*Task directions*:
Copy every record below, exactly as written.
┌─ Material provided
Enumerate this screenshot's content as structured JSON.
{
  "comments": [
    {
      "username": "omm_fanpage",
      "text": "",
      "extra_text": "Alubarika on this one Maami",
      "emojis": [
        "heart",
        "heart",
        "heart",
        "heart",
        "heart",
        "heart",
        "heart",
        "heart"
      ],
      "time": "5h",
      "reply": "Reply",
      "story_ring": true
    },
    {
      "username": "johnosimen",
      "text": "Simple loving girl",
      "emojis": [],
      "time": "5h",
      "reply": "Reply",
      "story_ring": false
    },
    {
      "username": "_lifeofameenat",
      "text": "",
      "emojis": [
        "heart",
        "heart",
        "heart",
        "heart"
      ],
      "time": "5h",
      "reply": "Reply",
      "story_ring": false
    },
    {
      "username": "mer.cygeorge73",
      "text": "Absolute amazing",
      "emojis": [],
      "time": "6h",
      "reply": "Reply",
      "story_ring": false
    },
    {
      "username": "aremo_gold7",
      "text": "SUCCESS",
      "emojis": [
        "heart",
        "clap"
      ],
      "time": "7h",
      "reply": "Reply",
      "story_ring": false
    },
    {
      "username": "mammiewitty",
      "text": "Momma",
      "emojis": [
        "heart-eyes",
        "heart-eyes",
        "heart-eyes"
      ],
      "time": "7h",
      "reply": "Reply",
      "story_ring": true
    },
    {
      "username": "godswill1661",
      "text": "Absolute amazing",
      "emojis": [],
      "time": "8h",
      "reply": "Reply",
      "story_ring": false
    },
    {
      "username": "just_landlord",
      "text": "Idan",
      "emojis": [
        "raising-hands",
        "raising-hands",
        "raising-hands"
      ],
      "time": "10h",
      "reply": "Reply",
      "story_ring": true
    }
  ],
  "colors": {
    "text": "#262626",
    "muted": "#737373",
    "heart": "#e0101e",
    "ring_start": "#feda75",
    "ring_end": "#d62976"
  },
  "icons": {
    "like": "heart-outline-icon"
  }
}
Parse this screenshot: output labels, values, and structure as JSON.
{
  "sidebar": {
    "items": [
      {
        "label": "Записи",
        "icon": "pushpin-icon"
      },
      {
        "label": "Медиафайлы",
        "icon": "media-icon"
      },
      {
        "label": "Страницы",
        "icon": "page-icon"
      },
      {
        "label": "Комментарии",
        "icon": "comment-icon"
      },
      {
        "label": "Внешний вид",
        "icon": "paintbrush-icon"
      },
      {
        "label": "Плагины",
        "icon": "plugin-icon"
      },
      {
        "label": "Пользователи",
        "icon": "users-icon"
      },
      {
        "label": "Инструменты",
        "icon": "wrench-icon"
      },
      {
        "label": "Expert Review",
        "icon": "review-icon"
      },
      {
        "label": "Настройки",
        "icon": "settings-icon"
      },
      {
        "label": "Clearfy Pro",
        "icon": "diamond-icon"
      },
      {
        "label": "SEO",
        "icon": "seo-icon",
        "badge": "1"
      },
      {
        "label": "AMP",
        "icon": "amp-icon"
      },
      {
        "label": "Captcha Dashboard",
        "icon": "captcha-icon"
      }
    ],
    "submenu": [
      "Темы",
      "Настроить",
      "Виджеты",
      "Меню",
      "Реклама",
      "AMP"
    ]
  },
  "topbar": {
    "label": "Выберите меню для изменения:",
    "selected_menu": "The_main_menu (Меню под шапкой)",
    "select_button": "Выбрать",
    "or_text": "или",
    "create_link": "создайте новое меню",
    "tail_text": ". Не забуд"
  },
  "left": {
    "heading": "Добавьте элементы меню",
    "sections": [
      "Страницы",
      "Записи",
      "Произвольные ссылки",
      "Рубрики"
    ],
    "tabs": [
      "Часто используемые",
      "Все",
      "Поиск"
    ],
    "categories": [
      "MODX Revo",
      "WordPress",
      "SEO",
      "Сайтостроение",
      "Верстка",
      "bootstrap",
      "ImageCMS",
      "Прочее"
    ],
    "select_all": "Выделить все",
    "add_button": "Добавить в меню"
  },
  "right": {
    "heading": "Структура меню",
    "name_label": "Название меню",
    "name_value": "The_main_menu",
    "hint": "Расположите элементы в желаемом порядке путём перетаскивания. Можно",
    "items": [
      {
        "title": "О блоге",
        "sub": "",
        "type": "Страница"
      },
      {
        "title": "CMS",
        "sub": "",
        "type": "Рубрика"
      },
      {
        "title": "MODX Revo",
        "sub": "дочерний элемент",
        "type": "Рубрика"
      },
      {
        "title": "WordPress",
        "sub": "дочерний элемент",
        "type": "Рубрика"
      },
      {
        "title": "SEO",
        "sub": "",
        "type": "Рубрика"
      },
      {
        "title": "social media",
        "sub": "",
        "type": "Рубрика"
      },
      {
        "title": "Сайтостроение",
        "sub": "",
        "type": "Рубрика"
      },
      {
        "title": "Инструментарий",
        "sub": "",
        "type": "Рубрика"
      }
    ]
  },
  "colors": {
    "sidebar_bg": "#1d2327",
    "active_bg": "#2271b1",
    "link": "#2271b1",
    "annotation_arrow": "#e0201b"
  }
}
└─
*The solution*:
Enumerate this screenshot's content as structured JSON.
{
  "comments": [
    {
      "username": "omm_fanpage",
      "text": "",
      "extra_text": "Alubarika on this one Maami",
      "emojis": [
        "heart",
        "heart",
        "heart",
        "heart",
        "heart",
        "heart",
        "heart",
        "heart"
      ],
      "time": "5h",
      "reply": "Reply",
      "story_ring": true
    },
    {
      "username": "johnosimen",
      "text": "Simple loving girl",
      "emojis": [],
      "time": "5h",
      "reply": "Reply",
      "story_ring": false
    },
    {
      "username": "_lifeofameenat",
      "text": "",
      "emojis": [
        "heart",
        "heart",
        "heart",
        "heart"
      ],
      "time": "5h",
      "reply": "Reply",
      "story_ring": false
    },
    {
      "username": "mer.cygeorge73",
      "text": "Absolute amazing",
      "emojis": [],
      "time": "6h",
      "reply": "Reply",
      "story_ring": false
    },
    {
      "username": "aremo_gold7",
      "text": "SUCCESS",
      "emojis": [
        "heart",
        "clap"
      ],
      "time": "7h",
      "reply": "Reply",
      "story_ring": false
    },
    {
      "username": "mammiewitty",
      "text": "Momma",
      "emojis": [
        "heart-eyes",
        "heart-eyes",
        "heart-eyes"
      ],
      "time": "7h",
      "reply": "Reply",
      "story_ring": true
    },
    {
      "username": "godswill1661",
      "text": "Absolute amazing",
      "emojis": [],
      "time": "8h",
      "reply": "Reply",
      "story_ring": false
    },
    {
      "username": "just_landlord",
      "text": "Idan",
      "emojis": [
        "raising-hands",
        "raising-hands",
        "raising-hands"
      ],
      "time": "10h",
      "reply": "Reply",
      "story_ring": true
    }
  ],
  "colors": {
    "text": "#262626",
    "muted": "#737373",
    "heart": "#e0101e",
    "ring_start": "#feda75",
    "ring_end": "#d62976"
  },
  "icons": {
    "like": "heart-outline-icon"
  }
}
Parse this screenshot: output labels, values, and structure as JSON.
{
  "sidebar": {
    "items": [
      {
        "label": "Записи",
        "icon": "pushpin-icon"
      },
      {
        "label": "Медиафайлы",
        "icon": "media-icon"
      },
      {
        "label": "Страницы",
        "icon": "page-icon"
      },
      {
        "label": "Комментарии",
        "icon": "comment-icon"
      },
      {
        "label": "Внешний вид",
        "icon": "paintbrush-icon"
      },
      {
        "label": "Плагины",
        "icon": "plugin-icon"
      },
      {
        "label": "Пользователи",
        "icon": "users-icon"
      },
      {
        "label": "Инструменты",
        "icon": "wrench-icon"
      },
      {
        "label": "Expert Review",
        "icon": "review-icon"
      },
      {
        "label": "Настройки",
        "icon": "settings-icon"
      },
      {
        "label": "Clearfy Pro",
        "icon": "diamond-icon"
      },
      {
        "label": "SEO",
        "icon": "seo-icon",
        "badge": "1"
      },
      {
        "label": "AMP",
        "icon": "amp-icon"
      },
      {
        "label": "Captcha Dashboard",
        "icon": "captcha-icon"
      }
    ],
    "submenu": [
      "Темы",
      "Настроить",
      "Виджеты",
      "Меню",
      "Реклама",
      "AMP"
    ]
  },
  "topbar": {
    "label": "Выберите меню для изменения:",
    "selected_menu": "The_main_menu (Меню под шапкой)",
    "select_button": "Выбрать",
    "or_text": "или",
    "create_link": "создайте новое меню",
    "tail_text": ". Не забуд"
  },
  "left": {
    "heading": "Добавьте элементы меню",
    "sections": [
      "Страницы",
      "Записи",
      "Произвольные ссылки",
      "Рубрики"
    ],
    "tabs": [
      "Часто используемые",
      "Все",
      "Поиск"
    ],
    "categories": [
      "MODX Revo",
      "WordPress",
      "SEO",
      "Сайтостроение",
      "Верстка",
      "bootstrap",
      "ImageCMS",
      "Прочее"
    ],
    "select_all": "Выделить все",
    "add_button": "Добавить в меню"
  },
  "right": {
    "heading": "Структура меню",
    "name_label": "Название меню",
    "name_value": "The_main_menu",
    "hint": "Расположите элементы в желаемом порядке путём перетаскивания. Можно",
    "items": [
      {
        "title": "О блоге",
        "sub": "",
        "type": "Страница"
      },
      {
        "title": "CMS",
        "sub": "",
        "type": "Рубрика"
      },
      {
        "title": "MODX Revo",
        "sub": "дочерний элемент",
        "type": "Рубрика"
      },
      {
        "title": "WordPress",
        "sub": "дочерний элемент",
        "type": "Рубрика"
      },
      {
        "title": "SEO",
        "sub": "",
        "type": "Рубрика"
      },
      {
        "title": "social media",
        "sub": "",
        "type": "Рубрика"
      },
      {
        "title": "Сайтостроение",
        "sub": "",
        "type": "Рубрика"
      },
      {
        "title": "Инструментарий",
        "sub": "",
        "type": "Рубрика"
      }
    ]
  },
  "colors": {
    "sidebar_bg": "#1d2327",
    "active_bg": "#2271b1",
    "link": "#2271b1",
    "annotation_arrow": "#e0201b"
  }
}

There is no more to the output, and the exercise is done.